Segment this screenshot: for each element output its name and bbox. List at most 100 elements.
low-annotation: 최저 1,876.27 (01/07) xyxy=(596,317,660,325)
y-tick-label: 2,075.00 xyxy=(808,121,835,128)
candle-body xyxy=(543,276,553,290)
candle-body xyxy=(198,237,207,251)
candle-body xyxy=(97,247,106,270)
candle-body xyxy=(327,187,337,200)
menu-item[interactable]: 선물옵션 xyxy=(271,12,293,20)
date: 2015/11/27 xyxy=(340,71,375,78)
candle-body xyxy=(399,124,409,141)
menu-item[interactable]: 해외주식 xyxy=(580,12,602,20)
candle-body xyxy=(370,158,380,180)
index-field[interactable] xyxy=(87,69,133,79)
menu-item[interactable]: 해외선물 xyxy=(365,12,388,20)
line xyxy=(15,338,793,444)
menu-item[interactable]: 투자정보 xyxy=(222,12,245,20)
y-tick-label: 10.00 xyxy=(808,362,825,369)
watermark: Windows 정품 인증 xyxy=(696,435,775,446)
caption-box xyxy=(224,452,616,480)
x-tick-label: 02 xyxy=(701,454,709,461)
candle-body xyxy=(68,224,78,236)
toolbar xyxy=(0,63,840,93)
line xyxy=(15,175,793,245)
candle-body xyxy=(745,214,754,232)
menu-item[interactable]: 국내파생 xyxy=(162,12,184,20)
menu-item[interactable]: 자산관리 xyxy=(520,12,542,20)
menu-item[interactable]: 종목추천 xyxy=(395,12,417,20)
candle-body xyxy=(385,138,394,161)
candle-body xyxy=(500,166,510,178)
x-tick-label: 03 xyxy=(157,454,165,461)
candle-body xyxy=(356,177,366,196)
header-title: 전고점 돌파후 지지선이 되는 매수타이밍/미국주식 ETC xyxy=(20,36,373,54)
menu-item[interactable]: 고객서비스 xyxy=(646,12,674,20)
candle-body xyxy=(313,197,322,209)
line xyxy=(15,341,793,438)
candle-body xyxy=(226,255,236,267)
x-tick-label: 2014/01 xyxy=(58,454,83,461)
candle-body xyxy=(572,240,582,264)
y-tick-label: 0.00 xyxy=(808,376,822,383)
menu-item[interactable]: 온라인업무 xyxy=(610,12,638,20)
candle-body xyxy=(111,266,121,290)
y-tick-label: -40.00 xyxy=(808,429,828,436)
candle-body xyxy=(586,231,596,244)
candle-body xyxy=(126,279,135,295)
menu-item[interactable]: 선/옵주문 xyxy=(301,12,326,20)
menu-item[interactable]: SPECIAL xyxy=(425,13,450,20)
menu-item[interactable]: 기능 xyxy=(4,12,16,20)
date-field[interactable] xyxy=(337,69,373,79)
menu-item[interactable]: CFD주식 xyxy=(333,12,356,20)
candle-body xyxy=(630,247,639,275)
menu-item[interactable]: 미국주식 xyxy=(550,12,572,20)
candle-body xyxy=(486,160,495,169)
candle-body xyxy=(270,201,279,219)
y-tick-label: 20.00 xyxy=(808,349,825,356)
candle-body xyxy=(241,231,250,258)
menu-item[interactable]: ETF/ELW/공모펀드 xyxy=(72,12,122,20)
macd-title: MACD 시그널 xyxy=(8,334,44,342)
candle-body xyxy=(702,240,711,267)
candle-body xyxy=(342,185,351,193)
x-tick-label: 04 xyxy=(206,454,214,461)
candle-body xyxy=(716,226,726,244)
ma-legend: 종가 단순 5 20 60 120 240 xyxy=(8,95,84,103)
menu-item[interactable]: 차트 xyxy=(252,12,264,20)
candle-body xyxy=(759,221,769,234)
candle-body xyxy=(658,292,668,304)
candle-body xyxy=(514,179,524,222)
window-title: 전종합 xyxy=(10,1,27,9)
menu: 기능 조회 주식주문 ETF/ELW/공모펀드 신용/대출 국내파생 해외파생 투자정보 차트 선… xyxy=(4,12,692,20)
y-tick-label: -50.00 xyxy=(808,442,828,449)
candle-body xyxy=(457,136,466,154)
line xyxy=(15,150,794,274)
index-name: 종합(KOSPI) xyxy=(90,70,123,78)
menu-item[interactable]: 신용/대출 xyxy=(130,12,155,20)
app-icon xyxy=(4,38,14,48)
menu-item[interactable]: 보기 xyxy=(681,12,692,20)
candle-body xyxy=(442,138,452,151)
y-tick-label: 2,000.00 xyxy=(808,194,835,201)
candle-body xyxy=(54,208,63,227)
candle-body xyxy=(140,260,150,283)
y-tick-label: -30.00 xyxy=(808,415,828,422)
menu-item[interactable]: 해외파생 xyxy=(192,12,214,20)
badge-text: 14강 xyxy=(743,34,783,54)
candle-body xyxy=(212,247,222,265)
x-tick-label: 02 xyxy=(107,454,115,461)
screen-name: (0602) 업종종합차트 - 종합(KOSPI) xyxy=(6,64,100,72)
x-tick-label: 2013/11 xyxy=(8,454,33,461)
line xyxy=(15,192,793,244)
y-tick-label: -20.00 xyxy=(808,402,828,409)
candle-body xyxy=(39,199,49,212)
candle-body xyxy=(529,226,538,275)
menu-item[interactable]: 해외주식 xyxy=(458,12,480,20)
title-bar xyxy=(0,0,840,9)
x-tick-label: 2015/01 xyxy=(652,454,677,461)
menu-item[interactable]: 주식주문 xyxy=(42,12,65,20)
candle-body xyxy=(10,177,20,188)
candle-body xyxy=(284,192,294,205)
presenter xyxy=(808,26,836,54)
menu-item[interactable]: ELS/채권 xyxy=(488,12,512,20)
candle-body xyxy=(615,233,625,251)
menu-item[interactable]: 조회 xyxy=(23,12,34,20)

=====

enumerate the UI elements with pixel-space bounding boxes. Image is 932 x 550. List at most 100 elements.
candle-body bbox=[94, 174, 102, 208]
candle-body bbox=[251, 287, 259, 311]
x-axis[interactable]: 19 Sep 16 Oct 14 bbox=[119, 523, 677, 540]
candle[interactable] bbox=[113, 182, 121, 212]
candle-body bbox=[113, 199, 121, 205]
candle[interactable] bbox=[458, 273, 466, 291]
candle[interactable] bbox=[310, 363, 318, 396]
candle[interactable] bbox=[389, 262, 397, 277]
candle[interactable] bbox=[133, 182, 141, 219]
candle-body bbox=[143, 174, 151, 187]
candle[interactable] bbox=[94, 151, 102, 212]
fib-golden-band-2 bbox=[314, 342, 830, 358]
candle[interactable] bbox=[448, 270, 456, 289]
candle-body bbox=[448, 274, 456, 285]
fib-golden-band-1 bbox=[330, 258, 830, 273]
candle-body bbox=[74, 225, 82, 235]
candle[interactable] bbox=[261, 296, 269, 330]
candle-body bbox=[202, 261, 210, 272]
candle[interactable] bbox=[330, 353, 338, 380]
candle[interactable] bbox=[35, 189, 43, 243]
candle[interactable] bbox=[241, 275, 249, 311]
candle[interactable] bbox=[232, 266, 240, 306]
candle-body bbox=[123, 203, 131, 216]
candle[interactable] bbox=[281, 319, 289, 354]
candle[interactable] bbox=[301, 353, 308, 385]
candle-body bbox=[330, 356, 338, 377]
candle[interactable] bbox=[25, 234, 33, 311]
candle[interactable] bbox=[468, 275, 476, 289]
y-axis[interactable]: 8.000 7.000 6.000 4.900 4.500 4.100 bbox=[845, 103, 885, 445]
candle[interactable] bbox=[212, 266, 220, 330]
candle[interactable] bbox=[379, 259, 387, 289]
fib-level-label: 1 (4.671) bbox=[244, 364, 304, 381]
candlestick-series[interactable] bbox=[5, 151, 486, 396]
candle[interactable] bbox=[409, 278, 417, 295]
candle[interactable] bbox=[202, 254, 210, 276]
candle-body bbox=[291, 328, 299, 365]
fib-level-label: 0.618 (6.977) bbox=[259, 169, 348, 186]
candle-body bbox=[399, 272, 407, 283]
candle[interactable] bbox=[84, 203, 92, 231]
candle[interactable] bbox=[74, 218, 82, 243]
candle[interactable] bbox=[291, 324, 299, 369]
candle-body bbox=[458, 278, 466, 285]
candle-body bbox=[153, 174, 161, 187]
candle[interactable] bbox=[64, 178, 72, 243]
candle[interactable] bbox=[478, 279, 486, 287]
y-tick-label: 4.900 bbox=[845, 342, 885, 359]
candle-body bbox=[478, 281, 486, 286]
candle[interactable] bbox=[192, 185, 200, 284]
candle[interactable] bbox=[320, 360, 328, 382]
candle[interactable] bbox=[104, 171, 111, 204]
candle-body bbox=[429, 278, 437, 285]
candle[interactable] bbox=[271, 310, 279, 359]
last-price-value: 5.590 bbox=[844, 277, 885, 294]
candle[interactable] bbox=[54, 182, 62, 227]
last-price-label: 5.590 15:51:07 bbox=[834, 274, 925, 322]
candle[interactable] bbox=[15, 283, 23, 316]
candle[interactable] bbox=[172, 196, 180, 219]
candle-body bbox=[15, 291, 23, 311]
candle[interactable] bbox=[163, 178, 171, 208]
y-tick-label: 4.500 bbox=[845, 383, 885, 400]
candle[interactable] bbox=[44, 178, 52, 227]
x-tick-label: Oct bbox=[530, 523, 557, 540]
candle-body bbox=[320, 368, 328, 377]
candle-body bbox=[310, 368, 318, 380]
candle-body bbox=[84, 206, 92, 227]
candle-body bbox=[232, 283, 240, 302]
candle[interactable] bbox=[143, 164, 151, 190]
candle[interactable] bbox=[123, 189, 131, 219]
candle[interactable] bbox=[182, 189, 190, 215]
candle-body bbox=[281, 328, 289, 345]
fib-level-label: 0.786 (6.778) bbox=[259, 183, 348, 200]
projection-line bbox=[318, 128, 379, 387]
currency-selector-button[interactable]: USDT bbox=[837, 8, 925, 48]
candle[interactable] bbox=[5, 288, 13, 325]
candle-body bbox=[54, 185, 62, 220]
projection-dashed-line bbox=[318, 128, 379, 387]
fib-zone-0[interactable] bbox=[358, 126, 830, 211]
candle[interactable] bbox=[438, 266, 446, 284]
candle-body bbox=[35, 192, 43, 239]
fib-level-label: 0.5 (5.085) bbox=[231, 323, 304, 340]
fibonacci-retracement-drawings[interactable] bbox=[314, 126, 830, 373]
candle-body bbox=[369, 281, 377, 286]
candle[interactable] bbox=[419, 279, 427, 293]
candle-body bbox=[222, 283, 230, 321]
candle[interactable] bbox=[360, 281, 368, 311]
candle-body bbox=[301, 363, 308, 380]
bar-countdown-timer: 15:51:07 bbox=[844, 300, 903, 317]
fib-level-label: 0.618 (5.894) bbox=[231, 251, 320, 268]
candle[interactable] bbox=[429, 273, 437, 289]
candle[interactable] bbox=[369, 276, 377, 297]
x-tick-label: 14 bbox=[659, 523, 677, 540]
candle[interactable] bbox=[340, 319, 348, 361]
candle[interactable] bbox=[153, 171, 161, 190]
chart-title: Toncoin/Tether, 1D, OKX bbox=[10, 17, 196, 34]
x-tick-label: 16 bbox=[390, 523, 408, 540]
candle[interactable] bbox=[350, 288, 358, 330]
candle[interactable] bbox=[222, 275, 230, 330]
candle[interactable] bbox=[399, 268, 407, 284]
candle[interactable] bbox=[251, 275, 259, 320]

=====

Set task = Format the rows from the line containing "enumerate the UI" through the line containing "candle[interactable] bbox=[458, 273, 466, 291]" as a Markdown table with the columns Number and Row line, leaving out any blank lines.

In response =
| Number | Row line |
|---|---|
| 1 | enumerate the UI elements with pixel-space bounding boxes. Image is 932 x 550. List at most 100 elements. |
| 2 | candle-body bbox=[94, 174, 102, 208] |
| 3 | candle-body bbox=[251, 287, 259, 311] |
| 4 | x-axis[interactable]: 19 Sep 16 Oct 14 bbox=[119, 523, 677, 540] |
| 5 | candle[interactable] bbox=[113, 182, 121, 212] |
| 6 | candle-body bbox=[113, 199, 121, 205] |
| 7 | candle[interactable] bbox=[458, 273, 466, 291] |